▶ _THINGS TO DO_:
[a] In the Stefano Fortunato article, which club signed him in August 2008?
[b] Using the Stefano Fortunato article, say whether each statement agrees with it. Answer yes or no and quote the words that decide it. (i) His father was also a footballer. (ii) At Parma he was the first-choice keeper in the under-20 league. (iii) He was born in Turin.
[c] Continue the Stefano Fortunato article from where it stops.

▶ _DOCUMENT TEXT_:
+ + +

Stefano Fortunato

Personal information
- Date of birth: 15 January 1990 (age 36)
- Place of birth: Turin, Italy
- Height: 1.84 m (6 ft 1⁄2 in)
- Position: Goalkeeper

Youth career
- Montecchio Maggiore

Senior career*
- Years: Team / Apps / (Gls)
- 2006–2009: Montecchio Maggiore / 16 / (0)
- 2008–2009: → Parma (loan) / 0 / (0)
- 2009–2011: Pro Patria / 0 / (0)
- 2011–2012: Modena / 1 / (0)
- 2012–2013: Vicenza / 0 / (0)
- 2013–2015: Venezia / 36 / (0)
- 2016: Novara / 0 / (0)
- 2016–2017: South Tyrol / 2 / (0)
- 2017–2018: Vicenza / 0 / (0)

= Stefano Fortunato =

Italian footballer

Stefano Fortunato (born 15 January 1990) is an Italian footballer who plays as a goalkeeper.

==Biography==
Son of former footballer Daniele Fortunato, Fortunato started his career at Veneto club Montecchio Maggiore. Fortunato was selected by the Veneto Regional Allievi Representative Team in 2006. He made his senior debut in 2006–07 Serie D season. In August 2008, he was signed by Serie A club Parma. He was the backup of Andrea Gasparri in the "spring" under-20 league. In 2009, he left for Italian third tier club Pro Patria. In 2010–11 Lega Pro Seconda Divisione, Fortunato was the fourth keeper behind Luca Anania, Matteo Andreoletti and Andrea Sala.

+ + +

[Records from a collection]
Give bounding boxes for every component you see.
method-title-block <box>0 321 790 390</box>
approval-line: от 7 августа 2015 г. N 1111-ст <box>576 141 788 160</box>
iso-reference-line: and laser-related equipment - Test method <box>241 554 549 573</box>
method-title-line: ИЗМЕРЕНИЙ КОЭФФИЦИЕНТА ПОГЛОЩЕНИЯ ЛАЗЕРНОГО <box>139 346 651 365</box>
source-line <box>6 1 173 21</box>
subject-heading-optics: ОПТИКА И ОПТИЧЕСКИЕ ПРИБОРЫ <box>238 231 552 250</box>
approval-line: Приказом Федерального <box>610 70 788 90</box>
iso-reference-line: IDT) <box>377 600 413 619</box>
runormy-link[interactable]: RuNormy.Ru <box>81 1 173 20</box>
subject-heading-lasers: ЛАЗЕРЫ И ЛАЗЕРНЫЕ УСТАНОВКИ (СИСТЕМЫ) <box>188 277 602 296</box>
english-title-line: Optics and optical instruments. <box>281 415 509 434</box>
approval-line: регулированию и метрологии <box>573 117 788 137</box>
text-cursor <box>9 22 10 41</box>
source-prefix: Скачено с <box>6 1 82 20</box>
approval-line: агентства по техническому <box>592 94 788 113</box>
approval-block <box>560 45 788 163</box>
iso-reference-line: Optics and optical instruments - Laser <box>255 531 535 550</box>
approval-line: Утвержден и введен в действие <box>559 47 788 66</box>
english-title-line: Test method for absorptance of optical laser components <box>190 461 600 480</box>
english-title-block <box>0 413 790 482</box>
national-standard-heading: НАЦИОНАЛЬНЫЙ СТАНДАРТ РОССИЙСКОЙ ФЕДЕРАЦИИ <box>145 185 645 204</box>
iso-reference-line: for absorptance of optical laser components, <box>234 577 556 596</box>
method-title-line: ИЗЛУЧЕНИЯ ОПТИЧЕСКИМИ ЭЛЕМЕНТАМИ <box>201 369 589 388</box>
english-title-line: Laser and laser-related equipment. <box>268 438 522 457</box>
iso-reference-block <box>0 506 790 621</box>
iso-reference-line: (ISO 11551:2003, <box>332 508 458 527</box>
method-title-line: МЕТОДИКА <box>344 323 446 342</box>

+ + +

▶ _RESULTS FOR THE EXERCISE_:
[a] Serie A club Parma signed him in August 2008.

[b]
(i) Yes: "Son of former footballer Daniele Fortunato"
(ii) No: "He was the backup of Andrea Gasparri in the "spring" under-20 league."
(iii) Yes: "Place of birth: Turin, Italy"

[c]
In July 2011, he was signed by Serie B club Modena. He was the understudy of Nicholas Caglioni and Matteo Guardalben. He made his club debut in 2011–12 Coppa Italia against top division club Chievo. Both teams fielded an inferior squad, and Modena lost to the Veneto side 0–3. Fortunato also played for Modena "spring" in round 2 to 4, round 10, 15 and 17 as overage player. He wore no.88 shirt in the first team. Fortunato made his Serie B debut as sub on 20 May 2012.

In August 2012 he started to train with Vicenza Calcio. On 19 August Fortunato appeared for Vicenza as unused bench in 2012–13 Coppa Italia.

On 31 August 2013, he was signed by the third-tier club Venezia in 1-year contract.

After 8 months without a club, on 25 February 2016, Fortunato was signed by Novara. Arezzo also announced the signing of Fortunato on 9 June 2015. However, the deal did not materialize.

On 1 September 2016 Fortunato joined South Tyrol, replacing Achille Coser.

In 2017 Fortunato returned to Vicenza Calcio on a two-year contract.